> [WHAT THE TASK REQUIRES]: Repeat the entire listing exactly as written.

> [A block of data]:
:::::

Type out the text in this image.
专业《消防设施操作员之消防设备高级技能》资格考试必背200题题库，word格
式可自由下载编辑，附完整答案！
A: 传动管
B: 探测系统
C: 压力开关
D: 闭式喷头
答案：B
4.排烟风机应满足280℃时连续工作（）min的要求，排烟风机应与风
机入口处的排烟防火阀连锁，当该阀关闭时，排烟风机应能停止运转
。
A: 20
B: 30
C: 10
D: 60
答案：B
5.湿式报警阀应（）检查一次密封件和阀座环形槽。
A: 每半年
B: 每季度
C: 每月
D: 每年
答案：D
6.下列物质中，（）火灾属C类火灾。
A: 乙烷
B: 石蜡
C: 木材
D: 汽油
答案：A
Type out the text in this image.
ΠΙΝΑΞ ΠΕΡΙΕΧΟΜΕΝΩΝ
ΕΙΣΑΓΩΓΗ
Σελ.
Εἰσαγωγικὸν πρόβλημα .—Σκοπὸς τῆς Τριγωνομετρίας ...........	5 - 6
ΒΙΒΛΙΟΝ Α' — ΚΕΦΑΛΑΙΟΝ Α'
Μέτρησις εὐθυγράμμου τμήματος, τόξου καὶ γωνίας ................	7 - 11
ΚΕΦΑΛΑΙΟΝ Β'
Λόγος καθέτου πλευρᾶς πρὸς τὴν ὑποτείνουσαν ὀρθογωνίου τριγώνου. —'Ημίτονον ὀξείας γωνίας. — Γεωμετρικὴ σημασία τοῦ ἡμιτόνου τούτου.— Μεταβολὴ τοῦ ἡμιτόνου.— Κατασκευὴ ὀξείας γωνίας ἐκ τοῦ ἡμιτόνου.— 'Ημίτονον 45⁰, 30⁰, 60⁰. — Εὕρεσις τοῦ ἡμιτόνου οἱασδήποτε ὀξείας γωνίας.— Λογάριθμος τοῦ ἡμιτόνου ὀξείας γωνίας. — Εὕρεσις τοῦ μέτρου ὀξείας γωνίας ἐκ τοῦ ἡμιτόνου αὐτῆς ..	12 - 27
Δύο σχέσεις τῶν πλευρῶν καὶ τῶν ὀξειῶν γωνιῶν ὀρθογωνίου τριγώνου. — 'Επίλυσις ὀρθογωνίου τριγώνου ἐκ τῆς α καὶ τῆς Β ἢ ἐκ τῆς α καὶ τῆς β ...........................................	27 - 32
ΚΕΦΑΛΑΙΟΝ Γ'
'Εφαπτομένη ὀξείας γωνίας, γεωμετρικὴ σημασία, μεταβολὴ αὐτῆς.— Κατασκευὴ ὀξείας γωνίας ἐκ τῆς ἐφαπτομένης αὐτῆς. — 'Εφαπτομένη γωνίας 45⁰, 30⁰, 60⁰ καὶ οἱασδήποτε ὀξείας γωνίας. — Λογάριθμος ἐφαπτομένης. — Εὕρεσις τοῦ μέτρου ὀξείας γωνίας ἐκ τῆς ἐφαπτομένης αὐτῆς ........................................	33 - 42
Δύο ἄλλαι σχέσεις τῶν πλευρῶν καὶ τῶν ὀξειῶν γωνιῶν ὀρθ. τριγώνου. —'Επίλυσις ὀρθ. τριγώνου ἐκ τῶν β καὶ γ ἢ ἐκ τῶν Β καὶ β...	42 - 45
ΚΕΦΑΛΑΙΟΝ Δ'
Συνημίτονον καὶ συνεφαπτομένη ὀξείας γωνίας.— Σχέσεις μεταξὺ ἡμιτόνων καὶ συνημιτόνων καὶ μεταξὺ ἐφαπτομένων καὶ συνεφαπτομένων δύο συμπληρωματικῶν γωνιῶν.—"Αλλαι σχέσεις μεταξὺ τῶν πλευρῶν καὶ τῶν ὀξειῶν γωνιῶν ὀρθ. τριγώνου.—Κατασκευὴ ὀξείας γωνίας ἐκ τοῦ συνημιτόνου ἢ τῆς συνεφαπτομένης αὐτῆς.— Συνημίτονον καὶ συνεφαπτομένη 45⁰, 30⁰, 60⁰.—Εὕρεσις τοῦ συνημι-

:::::

> [SOLUTION FOR THIS EXERCISE]:
Type out the text in this image.
专业《消防设施操作员之消防设备高级技能》资格考试必背200题题库，word格
式可自由下载编辑，附完整答案！
A: 传动管
B: 探测系统
C: 压力开关
D: 闭式喷头
答案：B
4.排烟风机应满足280℃时连续工作（）min的要求，排烟风机应与风
机入口处的排烟防火阀连锁，当该阀关闭时，排烟风机应能停止运转
。
A: 20
B: 30
C: 10
D: 60
答案：B
5.湿式报警阀应（）检查一次密封件和阀座环形槽。
A: 每半年
B: 每季度
C: 每月
D: 每年
答案：D
6.下列物质中，（）火灾属C类火灾。
A: 乙烷
B: 石蜡
C: 木材
D: 汽油
答案：A
Type out the text in this image.
ΠΙΝΑΞ ΠΕΡΙΕΧΟΜΕΝΩΝ
ΕΙΣΑΓΩΓΗ
Σελ.
Εἰσαγωγικὸν πρόβλημα .—Σκοπὸς τῆς Τριγωνομετρίας ...........	5 - 6
ΒΙΒΛΙΟΝ Α' — ΚΕΦΑΛΑΙΟΝ Α'
Μέτρησις εὐθυγράμμου τμήματος, τόξου καὶ γωνίας ................	7 - 11
ΚΕΦΑΛΑΙΟΝ Β'
Λόγος καθέτου πλευρᾶς πρὸς τὴν ὑποτείνουσαν ὀρθογωνίου τριγώνου. —'Ημίτονον ὀξείας γωνίας. — Γεωμετρικὴ σημασία τοῦ ἡμιτόνου τούτου.— Μεταβολὴ τοῦ ἡμιτόνου.— Κατασκευὴ ὀξείας γωνίας ἐκ τοῦ ἡμιτόνου.— 'Ημίτονον 45⁰, 30⁰, 60⁰. — Εὕρεσις τοῦ ἡμιτόνου οἱασδήποτε ὀξείας γωνίας.— Λογάριθμος τοῦ ἡμιτόνου ὀξείας γωνίας. — Εὕρεσις τοῦ μέτρου ὀξείας γωνίας ἐκ τοῦ ἡμιτόνου αὐτῆς ..	12 - 27
Δύο σχέσεις τῶν πλευρῶν καὶ τῶν ὀξειῶν γωνιῶν ὀρθογωνίου τριγώνου. — 'Επίλυσις ὀρθογωνίου τριγώνου ἐκ τῆς α καὶ τῆς Β ἢ ἐκ τῆς α καὶ τῆς β ...........................................	27 - 32
ΚΕΦΑΛΑΙΟΝ Γ'
'Εφαπτομένη ὀξείας γωνίας, γεωμετρικὴ σημασία, μεταβολὴ αὐτῆς.— Κατασκευὴ ὀξείας γωνίας ἐκ τῆς ἐφαπτομένης αὐτῆς. — 'Εφαπτομένη γωνίας 45⁰, 30⁰, 60⁰ καὶ οἱασδήποτε ὀξείας γωνίας. — Λογάριθμος ἐφαπτομένης. — Εὕρεσις τοῦ μέτρου ὀξείας γωνίας ἐκ τῆς ἐφαπτομένης αὐτῆς ........................................	33 - 42
Δύο ἄλλαι σχέσεις τῶν πλευρῶν καὶ τῶν ὀξειῶν γωνιῶν ὀρθ. τριγώνου. —'Επίλυσις ὀρθ. τριγώνου ἐκ τῶν β καὶ γ ἢ ἐκ τῶν Β καὶ β...	42 - 45
ΚΕΦΑΛΑΙΟΝ Δ'
Συνημίτονον καὶ συνεφαπτομένη ὀξείας γωνίας.— Σχέσεις μεταξὺ ἡμιτόνων καὶ συνημιτόνων καὶ μεταξὺ ἐφαπτομένων καὶ συνεφαπτομένων δύο συμπληρωματικῶν γωνιῶν.—"Αλλαι σχέσεις μεταξὺ τῶν πλευρῶν καὶ τῶν ὀξειῶν γωνιῶν ὀρθ. τριγώνου.—Κατασκευὴ ὀξείας γωνίας ἐκ τοῦ συνημιτόνου ἢ τῆς συνεφαπτομένης αὐτῆς.— Συνημίτονον καὶ συνεφαπτομένη 45⁰, 30⁰, 60⁰.—Εὕρεσις τοῦ συνημι-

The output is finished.